**Your objective**
Leave out the pictures and copy everything else in the entries exactly.

**Given records**
:::::

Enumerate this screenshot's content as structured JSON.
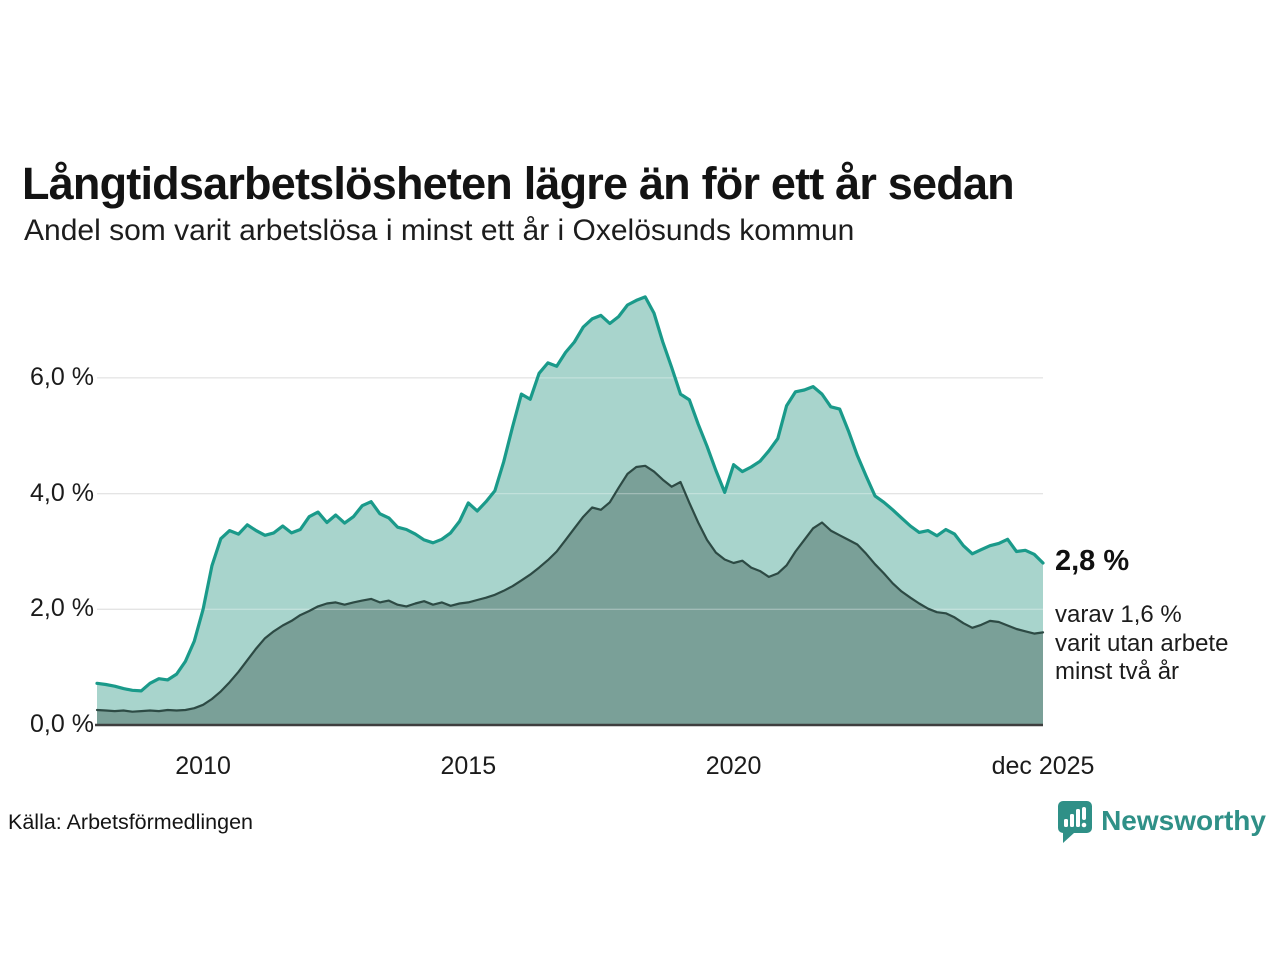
{
  "header": {
    "title": "Långtidsarbetslösheten lägre än för ett år sedan",
    "subtitle": "Andel som varit arbetslösa i minst ett år i Oxelösunds kommun"
  },
  "annotations": {
    "primary_value_label": "2,8 %",
    "secondary_lines": [
      "varav 1,6 %",
      "varit utan arbete",
      "minst två år"
    ]
  },
  "footer": {
    "source": "Källa: Arbetsförmedlingen",
    "logo_text": "Newsworthy"
  },
  "colors": {
    "total_line": "#1a9a8a",
    "total_fill": "#a8d4cc",
    "two_years_line": "#2d4a44",
    "two_years_fill": "#7aa098",
    "gridline": "#d8d8d8",
    "axis": "#3e3e3e",
    "logo_teal": "#2f9087"
  },
  "chart_data": {
    "type": "area",
    "title": "Långtidsarbetslösheten lägre än för ett år sedan",
    "subtitle": "Andel som varit arbetslösa i minst ett år i Oxelösunds kommun",
    "unit": "%",
    "x_domain": [
      2008.0,
      2025.8333
    ],
    "x_step_years": 0.166667,
    "ylim": [
      0,
      7.8
    ],
    "grid": "horizontal",
    "y_ticks": [
      {
        "value": 6,
        "label": "6,0 %"
      },
      {
        "value": 4,
        "label": "4,0 %"
      },
      {
        "value": 2,
        "label": "2,0 %"
      },
      {
        "value": 0,
        "label": "0,0 %"
      }
    ],
    "x_ticks": [
      {
        "t": 2010,
        "label": "2010"
      },
      {
        "t": 2015,
        "label": "2015"
      },
      {
        "t": 2020,
        "label": "2020"
      },
      {
        "t": 2025.8333,
        "label": "dec 2025"
      }
    ],
    "series": [
      {
        "name": "Arbetslösa minst ett år",
        "end_label": "2,8 %",
        "end_value": 2.8,
        "values": [
          0.72,
          0.7,
          0.67,
          0.63,
          0.6,
          0.59,
          0.72,
          0.8,
          0.78,
          0.88,
          1.1,
          1.45,
          2.0,
          2.75,
          3.22,
          3.36,
          3.3,
          3.46,
          3.36,
          3.28,
          3.32,
          3.44,
          3.32,
          3.38,
          3.6,
          3.68,
          3.5,
          3.63,
          3.49,
          3.6,
          3.79,
          3.86,
          3.65,
          3.58,
          3.42,
          3.38,
          3.3,
          3.2,
          3.15,
          3.21,
          3.32,
          3.52,
          3.84,
          3.7,
          3.86,
          4.05,
          4.55,
          5.15,
          5.72,
          5.63,
          6.08,
          6.26,
          6.2,
          6.44,
          6.62,
          6.88,
          7.02,
          7.08,
          6.94,
          7.06,
          7.26,
          7.34,
          7.4,
          7.12,
          6.62,
          6.18,
          5.72,
          5.62,
          5.2,
          4.82,
          4.4,
          4.02,
          4.5,
          4.38,
          4.46,
          4.56,
          4.74,
          4.95,
          5.52,
          5.76,
          5.79,
          5.85,
          5.72,
          5.5,
          5.46,
          5.08,
          4.66,
          4.3,
          3.96,
          3.85,
          3.72,
          3.58,
          3.44,
          3.33,
          3.36,
          3.27,
          3.38,
          3.3,
          3.1,
          2.96,
          3.03,
          3.1,
          3.14,
          3.21,
          3.0,
          3.02,
          2.95,
          2.8
        ]
      },
      {
        "name": "Varav utan arbete minst två år",
        "end_label": "varav 1,6 %",
        "end_value": 1.6,
        "values": [
          0.26,
          0.25,
          0.24,
          0.25,
          0.23,
          0.24,
          0.25,
          0.24,
          0.26,
          0.25,
          0.26,
          0.29,
          0.35,
          0.45,
          0.58,
          0.74,
          0.92,
          1.12,
          1.32,
          1.5,
          1.62,
          1.72,
          1.8,
          1.9,
          1.97,
          2.05,
          2.1,
          2.12,
          2.08,
          2.12,
          2.15,
          2.18,
          2.12,
          2.15,
          2.08,
          2.05,
          2.1,
          2.14,
          2.08,
          2.12,
          2.06,
          2.1,
          2.12,
          2.16,
          2.2,
          2.25,
          2.32,
          2.4,
          2.5,
          2.6,
          2.72,
          2.85,
          3.0,
          3.2,
          3.4,
          3.6,
          3.76,
          3.72,
          3.85,
          4.1,
          4.34,
          4.46,
          4.48,
          4.38,
          4.24,
          4.12,
          4.2,
          3.84,
          3.5,
          3.2,
          2.98,
          2.86,
          2.8,
          2.84,
          2.72,
          2.66,
          2.56,
          2.62,
          2.76,
          3.0,
          3.2,
          3.4,
          3.5,
          3.36,
          3.28,
          3.2,
          3.12,
          2.96,
          2.78,
          2.62,
          2.45,
          2.31,
          2.2,
          2.1,
          2.01,
          1.95,
          1.93,
          1.86,
          1.76,
          1.68,
          1.73,
          1.8,
          1.78,
          1.72,
          1.66,
          1.62,
          1.58,
          1.6
        ]
      }
    ]
  }
}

:::::

**Task output**
Enumerate this screenshot's content as structured JSON.
{
  "header": {
    "title": "Långtidsarbetslösheten lägre än för ett år sedan",
    "subtitle": "Andel som varit arbetslösa i minst ett år i Oxelösunds kommun"
  },
  "annotations": {
    "primary_value_label": "2,8 %",
    "secondary_lines": [
      "varav 1,6 %",
      "varit utan arbete",
      "minst två år"
    ]
  },
  "footer": {
    "source": "Källa: Arbetsförmedlingen",
    "logo_text": "Newsworthy"
  },
  "colors": {
    "total_line": "#1a9a8a",
    "total_fill": "#a8d4cc",
    "two_years_line": "#2d4a44",
    "two_years_fill": "#7aa098",
    "gridline": "#d8d8d8",
    "axis": "#3e3e3e",
    "logo_teal": "#2f9087"
  },
  "chart_data": {
    "type": "area",
    "title": "Långtidsarbetslösheten lägre än för ett år sedan",
    "subtitle": "Andel som varit arbetslösa i minst ett år i Oxelösunds kommun",
    "unit": "%",
    "x_domain": [
      2008.0,
      2025.8333
    ],
    "x_step_years": 0.166667,
    "ylim": [
      0,
      7.8
    ],
    "grid": "horizontal",
    "y_ticks": [
      {
        "value": 6,
        "label": "6,0 %"
      },
      {
        "value": 4,
        "label": "4,0 %"
      },
      {
        "value": 2,
        "label": "2,0 %"
      },
      {
        "value": 0,
        "label": "0,0 %"
      }
    ],
    "x_ticks": [
      {
        "t": 2010,
        "label": "2010"
      },
      {
        "t": 2015,
        "label": "2015"
      },
      {
        "t": 2020,
        "label": "2020"
      },
      {
        "t": 2025.8333,
        "label": "dec 2025"
      }
    ],
    "series": [
      {
        "name": "Arbetslösa minst ett år",
        "end_label": "2,8 %",
        "end_value": 2.8,
        "values": [
          0.72,
          0.7,
          0.67,
          0.63,
          0.6,
          0.59,
          0.72,
          0.8,
          0.78,
          0.88,
          1.1,
          1.45,
          2.0,
          2.75,
          3.22,
          3.36,
          3.3,
          3.46,
          3.36,
          3.28,
          3.32,
          3.44,
          3.32,
          3.38,
          3.6,
          3.68,
          3.5,
          3.63,
          3.49,
          3.6,
          3.79,
          3.86,
          3.65,
          3.58,
          3.42,
          3.38,
          3.3,
          3.2,
          3.15,
          3.21,
          3.32,
          3.52,
          3.84,
          3.7,
          3.86,
          4.05,
          4.55,
          5.15,
          5.72,
          5.63,
          6.08,
          6.26,
          6.2,
          6.44,
          6.62,
          6.88,
          7.02,
          7.08,
          6.94,
          7.06,
          7.26,
          7.34,
          7.4,
          7.12,
          6.62,
          6.18,
          5.72,
          5.62,
          5.2,
          4.82,
          4.4,
          4.02,
          4.5,
          4.38,
          4.46,
          4.56,
          4.74,
          4.95,
          5.52,
          5.76,
          5.79,
          5.85,
          5.72,
          5.5,
          5.46,
          5.08,
          4.66,
          4.3,
          3.96,
          3.85,
          3.72,
          3.58,
          3.44,
          3.33,
          3.36,
          3.27,
          3.38,
          3.3,
          3.1,
          2.96,
          3.03,
          3.1,
          3.14,
          3.21,
          3.0,
          3.02,
          2.95,
          2.8
        ]
      },
      {
        "name": "Varav utan arbete minst två år",
        "end_label": "varav 1,6 %",
        "end_value": 1.6,
        "values": [
          0.26,
          0.25,
          0.24,
          0.25,
          0.23,
          0.24,
          0.25,
          0.24,
          0.26,
          0.25,
          0.26,
          0.29,
          0.35,
          0.45,
          0.58,
          0.74,
          0.92,
          1.12,
          1.32,
          1.5,
          1.62,
          1.72,
          1.8,
          1.9,
          1.97,
          2.05,
          2.1,
          2.12,
          2.08,
          2.12,
          2.15,
          2.18,
          2.12,
          2.15,
          2.08,
          2.05,
          2.1,
          2.14,
          2.08,
          2.12,
          2.06,
          2.1,
          2.12,
          2.16,
          2.2,
          2.25,
          2.32,
          2.4,
          2.5,
          2.6,
          2.72,
          2.85,
          3.0,
          3.2,
          3.4,
          3.6,
          3.76,
          3.72,
          3.85,
          4.1,
          4.34,
          4.46,
          4.48,
          4.38,
          4.24,
          4.12,
          4.2,
          3.84,
          3.5,
          3.2,
          2.98,
          2.86,
          2.8,
          2.84,
          2.72,
          2.66,
          2.56,
          2.62,
          2.76,
          3.0,
          3.2,
          3.4,
          3.5,
          3.36,
          3.28,
          3.2,
          3.12,
          2.96,
          2.78,
          2.62,
          2.45,
          2.31,
          2.2,
          2.1,
          2.01,
          1.95,
          1.93,
          1.86,
          1.76,
          1.68,
          1.73,
          1.8,
          1.78,
          1.72,
          1.66,
          1.62,
          1.58,
          1.6
        ]
      }
    ]
  }
}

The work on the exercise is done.